### Exercise
Pull out every line below that holds the word "this".

### Figure contents as structured data
════

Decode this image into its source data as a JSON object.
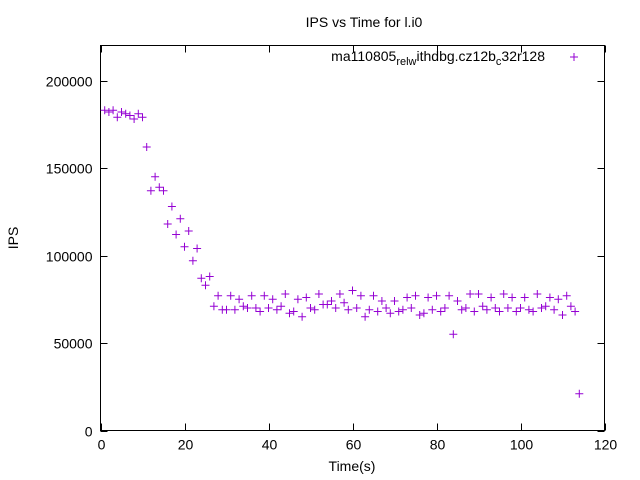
{
  "chart_data": {
    "type": "scatter",
    "title": "IPS vs Time for l.i0",
    "xlabel": "Time(s)",
    "ylabel": "IPS",
    "xlim": [
      0,
      120
    ],
    "ylim": [
      0,
      220000
    ],
    "xticks": [
      0,
      20,
      40,
      60,
      80,
      100,
      120
    ],
    "yticks": [
      0,
      50000,
      100000,
      150000,
      200000
    ],
    "xtick_labels": [
      "0",
      "20",
      "40",
      "60",
      "80",
      "100",
      "120"
    ],
    "ytick_labels": [
      "0",
      "50000",
      "100000",
      "150000",
      "200000"
    ],
    "grid": false,
    "legend_position": "top-right",
    "marker_color": "#9400d3",
    "series": [
      {
        "name": "ma110805_rel_withdbg.cz12b_c32r128",
        "legend_parts": [
          {
            "text": "ma110805",
            "sub": false
          },
          {
            "text": "rel",
            "sub": true
          },
          {
            "text": "w",
            "sub": true
          },
          {
            "text": "ithdbg.cz12b",
            "sub": false
          },
          {
            "text": "c",
            "sub": true
          },
          {
            "text": "32r128",
            "sub": false
          }
        ],
        "points": [
          [
            1,
            183000
          ],
          [
            2,
            182000
          ],
          [
            3,
            183000
          ],
          [
            4,
            179000
          ],
          [
            5,
            182000
          ],
          [
            6,
            181000
          ],
          [
            7,
            180000
          ],
          [
            8,
            178000
          ],
          [
            9,
            181000
          ],
          [
            10,
            179000
          ],
          [
            11,
            162000
          ],
          [
            12,
            137000
          ],
          [
            13,
            145000
          ],
          [
            14,
            139000
          ],
          [
            15,
            137000
          ],
          [
            16,
            118000
          ],
          [
            17,
            128000
          ],
          [
            18,
            112000
          ],
          [
            19,
            121000
          ],
          [
            20,
            105000
          ],
          [
            21,
            114000
          ],
          [
            22,
            97000
          ],
          [
            23,
            104000
          ],
          [
            24,
            87000
          ],
          [
            25,
            83000
          ],
          [
            26,
            88000
          ],
          [
            27,
            71000
          ],
          [
            28,
            77000
          ],
          [
            29,
            69000
          ],
          [
            30,
            69000
          ],
          [
            31,
            77000
          ],
          [
            32,
            69000
          ],
          [
            33,
            75000
          ],
          [
            34,
            71000
          ],
          [
            35,
            70000
          ],
          [
            36,
            77000
          ],
          [
            37,
            70000
          ],
          [
            38,
            68000
          ],
          [
            39,
            77000
          ],
          [
            40,
            70000
          ],
          [
            41,
            75000
          ],
          [
            42,
            69000
          ],
          [
            43,
            71000
          ],
          [
            44,
            78000
          ],
          [
            45,
            67000
          ],
          [
            46,
            68000
          ],
          [
            47,
            75000
          ],
          [
            48,
            65000
          ],
          [
            49,
            76000
          ],
          [
            50,
            70000
          ],
          [
            51,
            69000
          ],
          [
            52,
            78000
          ],
          [
            53,
            72000
          ],
          [
            54,
            72000
          ],
          [
            55,
            74000
          ],
          [
            56,
            70000
          ],
          [
            57,
            78000
          ],
          [
            58,
            73000
          ],
          [
            59,
            69000
          ],
          [
            60,
            80000
          ],
          [
            61,
            70000
          ],
          [
            62,
            77000
          ],
          [
            63,
            65000
          ],
          [
            64,
            69000
          ],
          [
            65,
            77000
          ],
          [
            66,
            68000
          ],
          [
            67,
            74000
          ],
          [
            68,
            70000
          ],
          [
            69,
            67000
          ],
          [
            70,
            74000
          ],
          [
            71,
            68000
          ],
          [
            72,
            69000
          ],
          [
            73,
            76000
          ],
          [
            74,
            70000
          ],
          [
            75,
            77000
          ],
          [
            76,
            66000
          ],
          [
            77,
            67000
          ],
          [
            78,
            76000
          ],
          [
            79,
            69000
          ],
          [
            80,
            77000
          ],
          [
            81,
            68000
          ],
          [
            82,
            70000
          ],
          [
            83,
            77000
          ],
          [
            84,
            55000
          ],
          [
            85,
            74000
          ],
          [
            86,
            69000
          ],
          [
            87,
            70000
          ],
          [
            88,
            78000
          ],
          [
            89,
            68000
          ],
          [
            90,
            78000
          ],
          [
            91,
            71000
          ],
          [
            92,
            69000
          ],
          [
            93,
            76000
          ],
          [
            94,
            70000
          ],
          [
            95,
            68000
          ],
          [
            96,
            78000
          ],
          [
            97,
            70000
          ],
          [
            98,
            76000
          ],
          [
            99,
            68000
          ],
          [
            100,
            70000
          ],
          [
            101,
            76000
          ],
          [
            102,
            69000
          ],
          [
            103,
            68000
          ],
          [
            104,
            78000
          ],
          [
            105,
            70000
          ],
          [
            106,
            71000
          ],
          [
            107,
            76000
          ],
          [
            108,
            69000
          ],
          [
            109,
            75000
          ],
          [
            110,
            66000
          ],
          [
            111,
            77000
          ],
          [
            112,
            71000
          ],
          [
            113,
            68000
          ],
          [
            114,
            21000
          ]
        ]
      }
    ]
  }
}
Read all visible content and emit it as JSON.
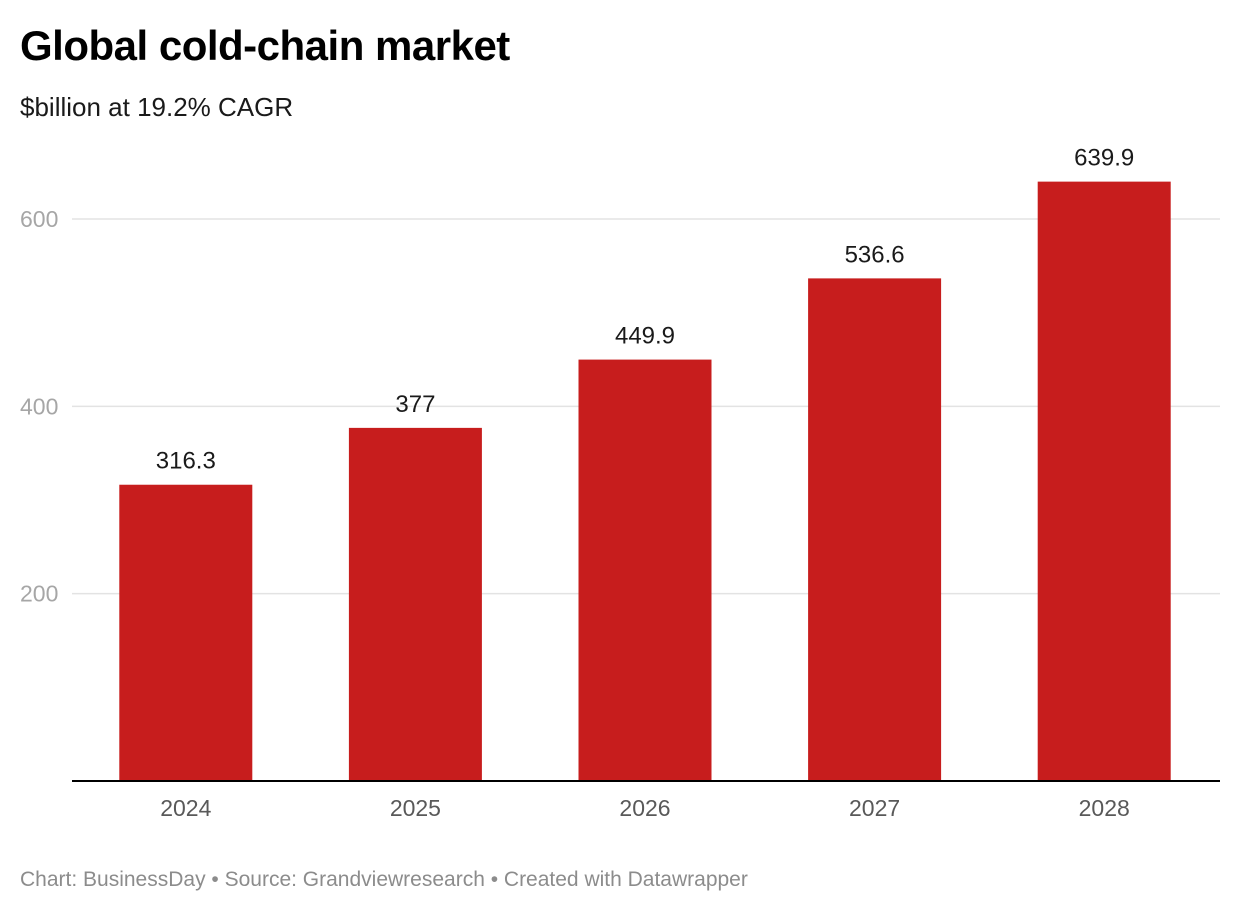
{
  "header": {
    "title": "Global cold-chain market",
    "subtitle": "$billion at 19.2% CAGR"
  },
  "footer": {
    "credit": "Chart: BusinessDay • Source: Grandviewresearch • Created with Datawrapper"
  },
  "colors": {
    "bar": "#c71d1d",
    "gridline": "#e3e3e3",
    "baseline": "#000000"
  },
  "chart_data": {
    "type": "bar",
    "title": "Global cold-chain market",
    "subtitle": "$billion at 19.2% CAGR",
    "categories": [
      "2024",
      "2025",
      "2026",
      "2027",
      "2028"
    ],
    "values": [
      316.3,
      377,
      449.9,
      536.6,
      639.9
    ],
    "data_labels": [
      "316.3",
      "377",
      "449.9",
      "536.6",
      "639.9"
    ],
    "yticks": [
      200,
      400,
      600
    ],
    "ylim": [
      0,
      640
    ],
    "xlabel": "",
    "ylabel": "",
    "grid": true,
    "legend": "none"
  }
}
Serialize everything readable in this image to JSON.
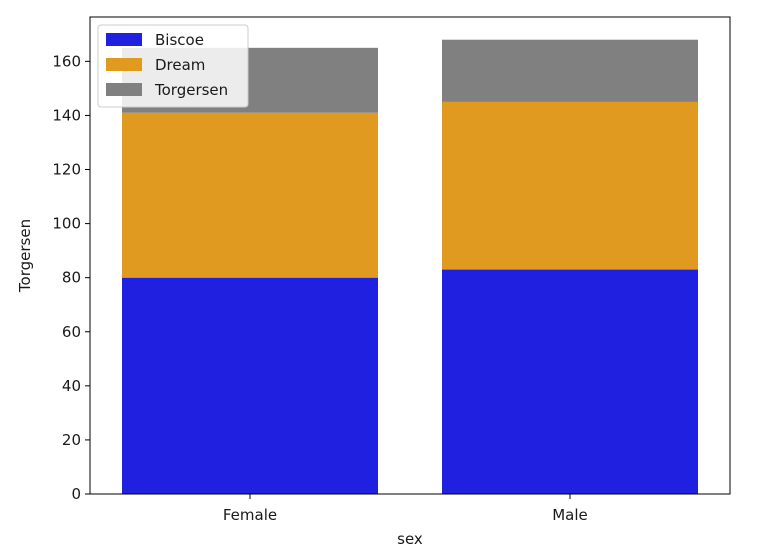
{
  "chart_data": {
    "type": "bar",
    "stacked": true,
    "categories": [
      "Female",
      "Male"
    ],
    "series": [
      {
        "name": "Biscoe",
        "values": [
          80,
          83
        ],
        "color": "#2020e0"
      },
      {
        "name": "Dream",
        "values": [
          61,
          62
        ],
        "color": "#e09a20"
      },
      {
        "name": "Torgersen",
        "values": [
          24,
          23
        ],
        "color": "#808080"
      }
    ],
    "xlabel": "sex",
    "ylabel": "Torgersen",
    "ylim": [
      0,
      176.4
    ],
    "yticks": [
      0,
      20,
      40,
      60,
      80,
      100,
      120,
      140,
      160
    ],
    "grid": false,
    "legend_position": "top-left"
  }
}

════

### Written answer
Decode this image into its source data as a JSON object.
Serialize everything readable in this image to JSON.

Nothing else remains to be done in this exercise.